— START RECORDS TO USE —
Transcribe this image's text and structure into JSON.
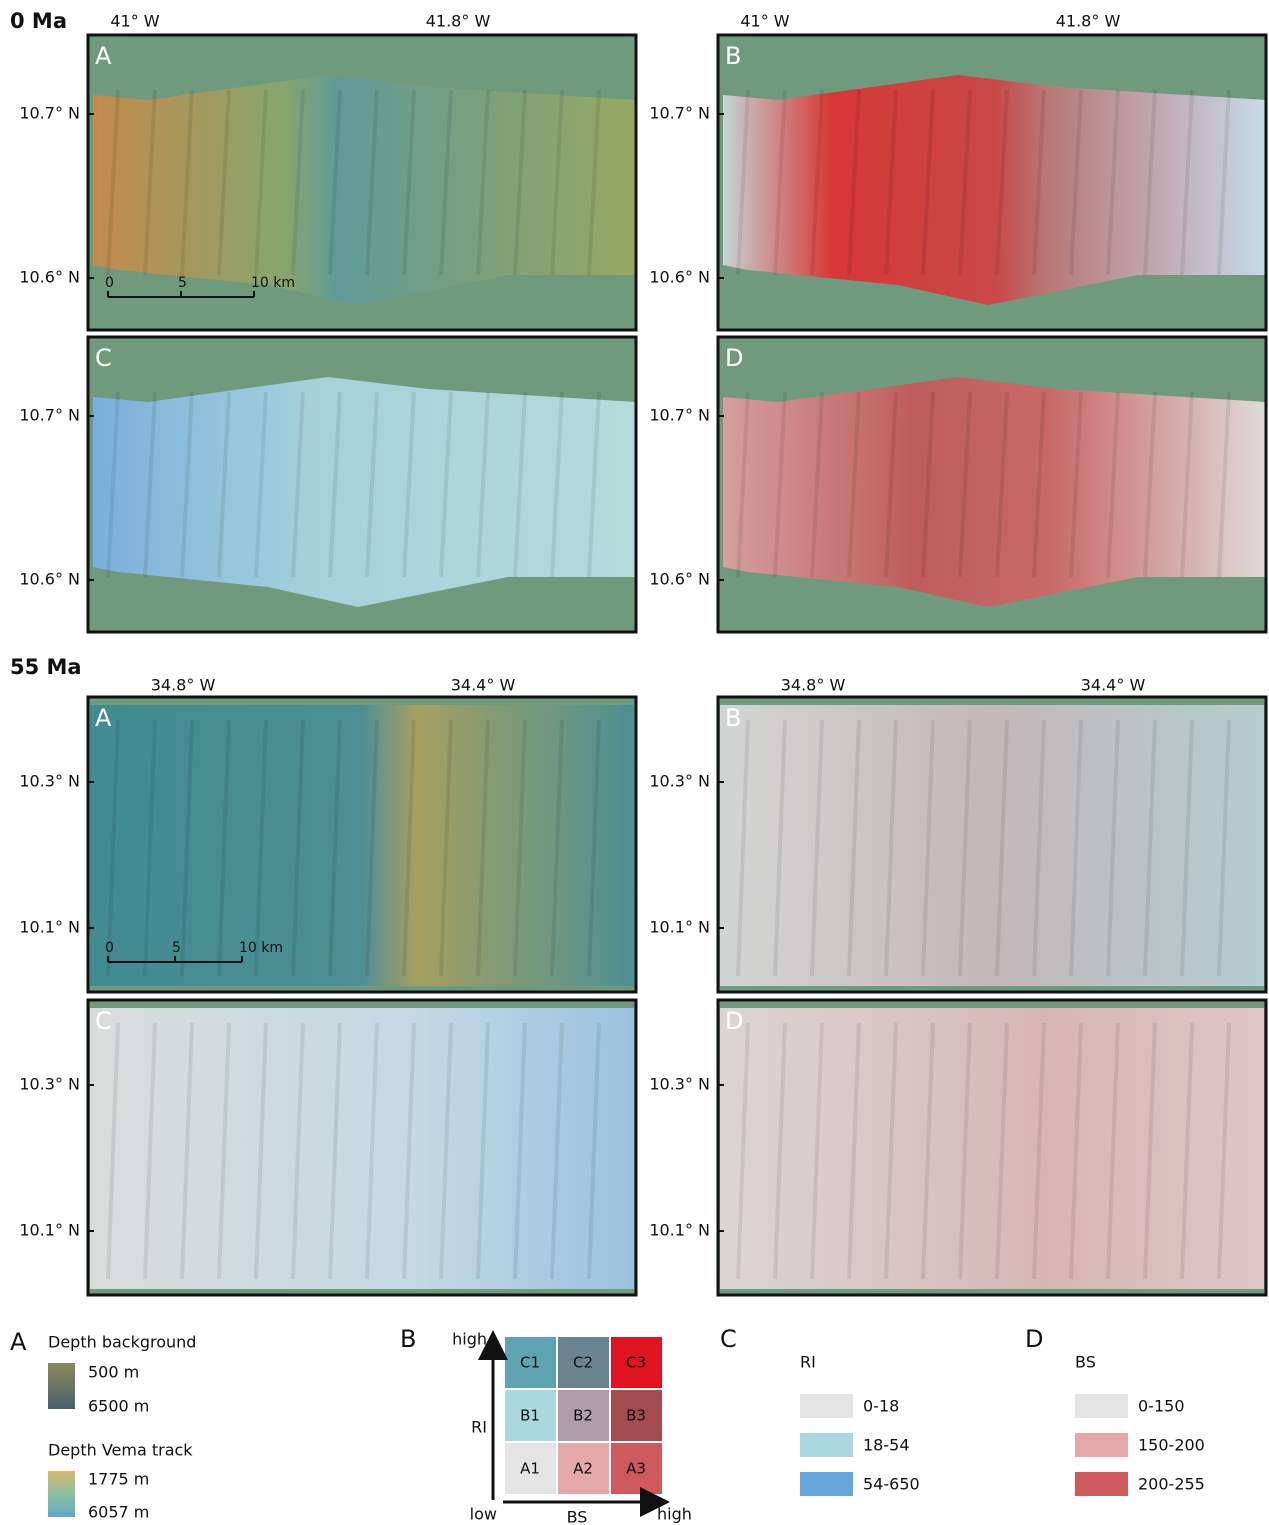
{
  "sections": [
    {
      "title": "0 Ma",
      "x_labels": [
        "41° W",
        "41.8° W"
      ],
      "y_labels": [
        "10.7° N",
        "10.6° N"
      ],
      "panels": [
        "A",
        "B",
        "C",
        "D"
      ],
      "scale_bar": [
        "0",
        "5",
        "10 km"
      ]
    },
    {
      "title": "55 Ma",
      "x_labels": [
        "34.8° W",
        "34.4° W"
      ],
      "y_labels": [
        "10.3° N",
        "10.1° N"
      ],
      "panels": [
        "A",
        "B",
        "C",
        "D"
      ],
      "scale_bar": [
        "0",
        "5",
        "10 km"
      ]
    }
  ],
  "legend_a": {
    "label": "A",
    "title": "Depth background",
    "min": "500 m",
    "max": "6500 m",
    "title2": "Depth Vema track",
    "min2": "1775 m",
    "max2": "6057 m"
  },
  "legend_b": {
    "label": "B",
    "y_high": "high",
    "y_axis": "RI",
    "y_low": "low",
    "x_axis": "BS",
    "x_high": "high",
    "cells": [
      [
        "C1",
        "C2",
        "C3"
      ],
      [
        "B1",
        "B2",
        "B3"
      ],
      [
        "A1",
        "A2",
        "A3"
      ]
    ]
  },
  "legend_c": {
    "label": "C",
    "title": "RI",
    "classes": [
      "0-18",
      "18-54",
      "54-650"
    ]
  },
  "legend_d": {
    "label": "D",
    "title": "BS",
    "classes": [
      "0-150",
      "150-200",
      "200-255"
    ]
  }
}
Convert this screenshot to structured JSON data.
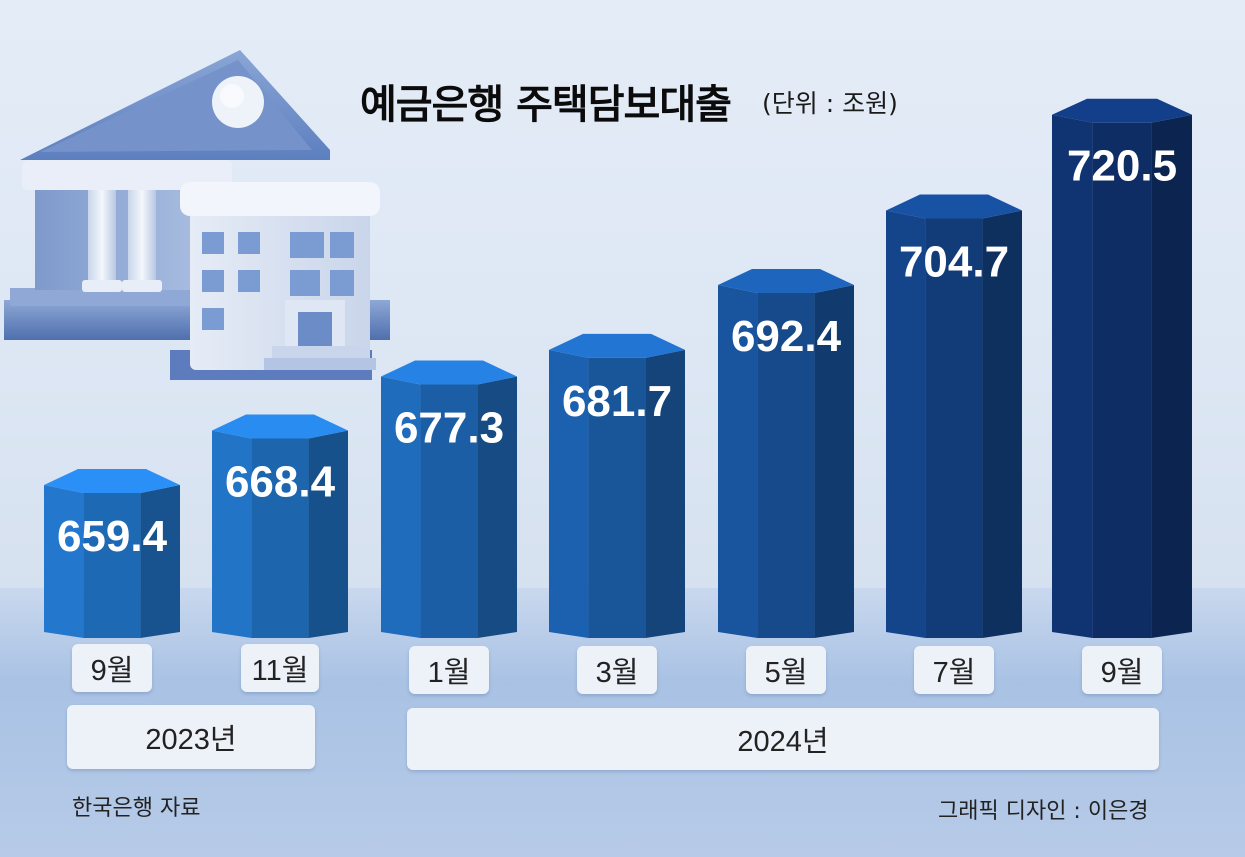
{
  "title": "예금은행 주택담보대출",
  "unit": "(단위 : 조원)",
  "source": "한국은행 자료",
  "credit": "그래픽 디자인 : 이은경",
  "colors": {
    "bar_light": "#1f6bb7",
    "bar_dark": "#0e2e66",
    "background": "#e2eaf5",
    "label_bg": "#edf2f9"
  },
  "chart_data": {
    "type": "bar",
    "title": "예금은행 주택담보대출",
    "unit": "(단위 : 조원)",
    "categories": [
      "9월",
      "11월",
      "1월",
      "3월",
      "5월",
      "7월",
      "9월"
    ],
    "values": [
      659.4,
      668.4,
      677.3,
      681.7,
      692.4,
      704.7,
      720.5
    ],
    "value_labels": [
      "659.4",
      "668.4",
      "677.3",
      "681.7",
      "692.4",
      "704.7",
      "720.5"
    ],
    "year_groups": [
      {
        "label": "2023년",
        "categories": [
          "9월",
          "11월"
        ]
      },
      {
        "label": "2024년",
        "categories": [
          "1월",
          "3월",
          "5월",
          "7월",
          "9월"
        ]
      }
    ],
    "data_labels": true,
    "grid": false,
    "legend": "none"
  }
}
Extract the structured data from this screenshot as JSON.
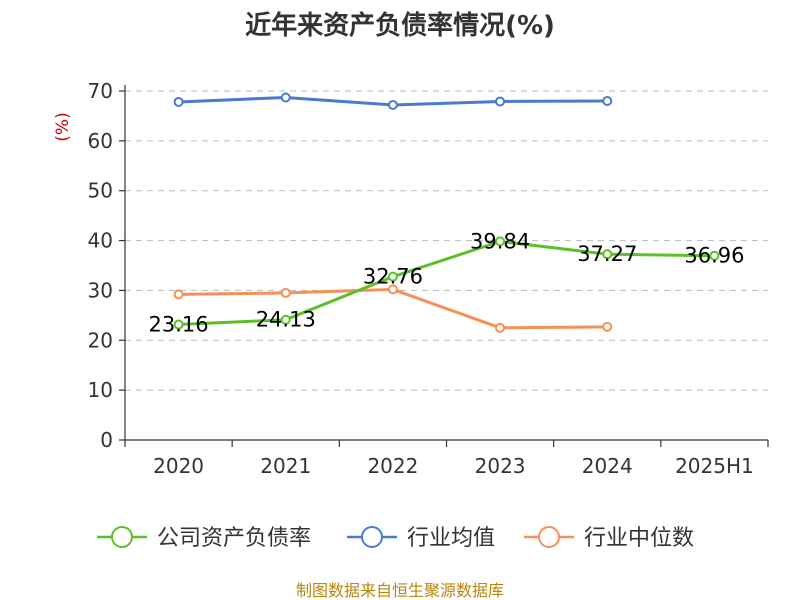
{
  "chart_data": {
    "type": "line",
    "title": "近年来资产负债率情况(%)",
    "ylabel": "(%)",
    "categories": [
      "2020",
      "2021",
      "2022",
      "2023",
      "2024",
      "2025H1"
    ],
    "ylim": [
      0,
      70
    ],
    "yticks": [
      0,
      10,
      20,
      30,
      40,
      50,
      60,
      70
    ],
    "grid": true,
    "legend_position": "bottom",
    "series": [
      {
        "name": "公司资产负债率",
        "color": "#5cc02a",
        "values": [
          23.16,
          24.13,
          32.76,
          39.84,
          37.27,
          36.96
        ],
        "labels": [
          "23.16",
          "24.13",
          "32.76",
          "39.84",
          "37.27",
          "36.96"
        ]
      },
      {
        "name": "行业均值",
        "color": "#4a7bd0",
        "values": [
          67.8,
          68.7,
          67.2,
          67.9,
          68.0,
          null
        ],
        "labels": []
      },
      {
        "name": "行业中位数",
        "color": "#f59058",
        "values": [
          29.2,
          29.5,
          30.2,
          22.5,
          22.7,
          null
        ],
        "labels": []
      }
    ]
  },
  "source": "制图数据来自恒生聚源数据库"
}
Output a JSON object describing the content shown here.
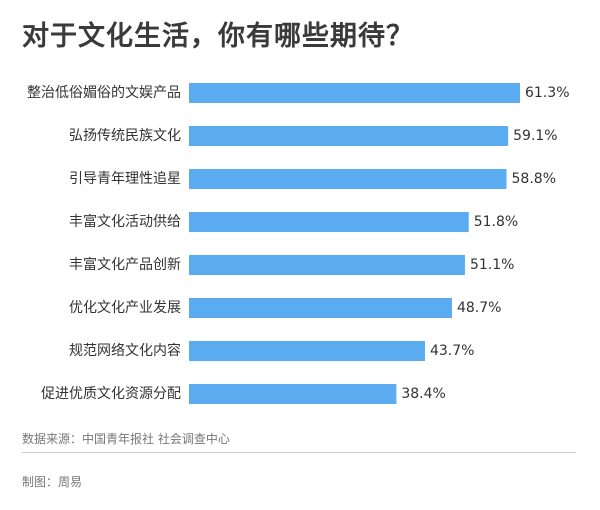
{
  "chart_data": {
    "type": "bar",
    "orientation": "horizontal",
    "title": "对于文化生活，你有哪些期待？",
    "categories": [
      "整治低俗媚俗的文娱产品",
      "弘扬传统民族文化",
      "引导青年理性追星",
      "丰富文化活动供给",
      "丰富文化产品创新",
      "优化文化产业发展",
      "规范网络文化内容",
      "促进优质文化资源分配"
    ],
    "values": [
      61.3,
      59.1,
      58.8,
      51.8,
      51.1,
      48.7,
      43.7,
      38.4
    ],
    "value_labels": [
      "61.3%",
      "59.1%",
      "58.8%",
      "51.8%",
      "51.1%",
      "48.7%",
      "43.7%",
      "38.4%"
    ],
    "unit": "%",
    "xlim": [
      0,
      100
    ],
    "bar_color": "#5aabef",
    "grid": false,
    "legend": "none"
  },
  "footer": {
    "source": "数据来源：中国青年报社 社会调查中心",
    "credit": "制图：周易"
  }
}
— END RECORDS TO USE —
• [TASK]:
In your copy, repeat each record exactly and include no pictures.

• [ANSWER FOR THE TASK]:
Transcribe this image's text and structure into JSON.
{
  "sections": [
    {
      "title": "0 Ma",
      "x_labels": [
        "41° W",
        "41.8° W"
      ],
      "y_labels": [
        "10.7° N",
        "10.6° N"
      ],
      "panels": [
        "A",
        "B",
        "C",
        "D"
      ],
      "scale_bar": [
        "0",
        "5",
        "10 km"
      ]
    },
    {
      "title": "55 Ma",
      "x_labels": [
        "34.8° W",
        "34.4° W"
      ],
      "y_labels": [
        "10.3° N",
        "10.1° N"
      ],
      "panels": [
        "A",
        "B",
        "C",
        "D"
      ],
      "scale_bar": [
        "0",
        "5",
        "10 km"
      ]
    }
  ],
  "legend_a": {
    "label": "A",
    "title": "Depth background",
    "min": "500 m",
    "max": "6500 m",
    "title2": "Depth Vema track",
    "min2": "1775 m",
    "max2": "6057 m"
  },
  "legend_b": {
    "label": "B",
    "y_high": "high",
    "y_axis": "RI",
    "y_low": "low",
    "x_axis": "BS",
    "x_high": "high",
    "cells": [
      [
        "C1",
        "C2",
        "C3"
      ],
      [
        "B1",
        "B2",
        "B3"
      ],
      [
        "A1",
        "A2",
        "A3"
      ]
    ]
  },
  "legend_c": {
    "label": "C",
    "title": "RI",
    "classes": [
      "0-18",
      "18-54",
      "54-650"
    ]
  },
  "legend_d": {
    "label": "D",
    "title": "BS",
    "classes": [
      "0-150",
      "150-200",
      "200-255"
    ]
  }
}
Convert this screenshot to structured JSON data.
{
  "title": "예금은행 주택담보대출",
  "unit": "(단위 : 조원)",
  "source": "한국은행 자료",
  "credit": "그래픽 디자인 : 이은경",
  "colors": {
    "bar_light": "#1f6bb7",
    "bar_dark": "#0e2e66",
    "background": "#e2eaf5",
    "label_bg": "#edf2f9"
  },
  "chart_data": {
    "type": "bar",
    "title": "예금은행 주택담보대출",
    "unit": "(단위 : 조원)",
    "categories": [
      "9월",
      "11월",
      "1월",
      "3월",
      "5월",
      "7월",
      "9월"
    ],
    "values": [
      659.4,
      668.4,
      677.3,
      681.7,
      692.4,
      704.7,
      720.5
    ],
    "value_labels": [
      "659.4",
      "668.4",
      "677.3",
      "681.7",
      "692.4",
      "704.7",
      "720.5"
    ],
    "year_groups": [
      {
        "label": "2023년",
        "categories": [
          "9월",
          "11월"
        ]
      },
      {
        "label": "2024년",
        "categories": [
          "1월",
          "3월",
          "5월",
          "7월",
          "9월"
        ]
      }
    ],
    "data_labels": true,
    "grid": false,
    "legend": "none"
  }
}
Extract the structured data from this screenshot as JSON.
{
  "chart_data": {
    "type": "line",
    "title": "近年来资产负债率情况(%)",
    "ylabel": "(%)",
    "categories": [
      "2020",
      "2021",
      "2022",
      "2023",
      "2024",
      "2025H1"
    ],
    "ylim": [
      0,
      70
    ],
    "yticks": [
      0,
      10,
      20,
      30,
      40,
      50,
      60,
      70
    ],
    "grid": true,
    "legend_position": "bottom",
    "series": [
      {
        "name": "公司资产负债率",
        "color": "#5cc02a",
        "values": [
          23.16,
          24.13,
          32.76,
          39.84,
          37.27,
          36.96
        ],
        "labels": [
          "23.16",
          "24.13",
          "32.76",
          "39.84",
          "37.27",
          "36.96"
        ]
      },
      {
        "name": "行业均值",
        "color": "#4a7bd0",
        "values": [
          67.8,
          68.7,
          67.2,
          67.9,
          68.0,
          null
        ],
        "labels": []
      },
      {
        "name": "行业中位数",
        "color": "#f59058",
        "values": [
          29.2,
          29.5,
          30.2,
          22.5,
          22.7,
          null
        ],
        "labels": []
      }
    ]
  },
  "source": "制图数据来自恒生聚源数据库"
}
Output a JSON object describing the content shown here.
{
  "chart_data": {
    "type": "bar",
    "orientation": "horizontal",
    "title": "对于文化生活，你有哪些期待？",
    "categories": [
      "整治低俗媚俗的文娱产品",
      "弘扬传统民族文化",
      "引导青年理性追星",
      "丰富文化活动供给",
      "丰富文化产品创新",
      "优化文化产业发展",
      "规范网络文化内容",
      "促进优质文化资源分配"
    ],
    "values": [
      61.3,
      59.1,
      58.8,
      51.8,
      51.1,
      48.7,
      43.7,
      38.4
    ],
    "value_labels": [
      "61.3%",
      "59.1%",
      "58.8%",
      "51.8%",
      "51.1%",
      "48.7%",
      "43.7%",
      "38.4%"
    ],
    "unit": "%",
    "xlim": [
      0,
      100
    ],
    "bar_color": "#5aabef",
    "grid": false,
    "legend": "none"
  },
  "footer": {
    "source": "数据来源：中国青年报社 社会调查中心",
    "credit": "制图：周易"
  }
}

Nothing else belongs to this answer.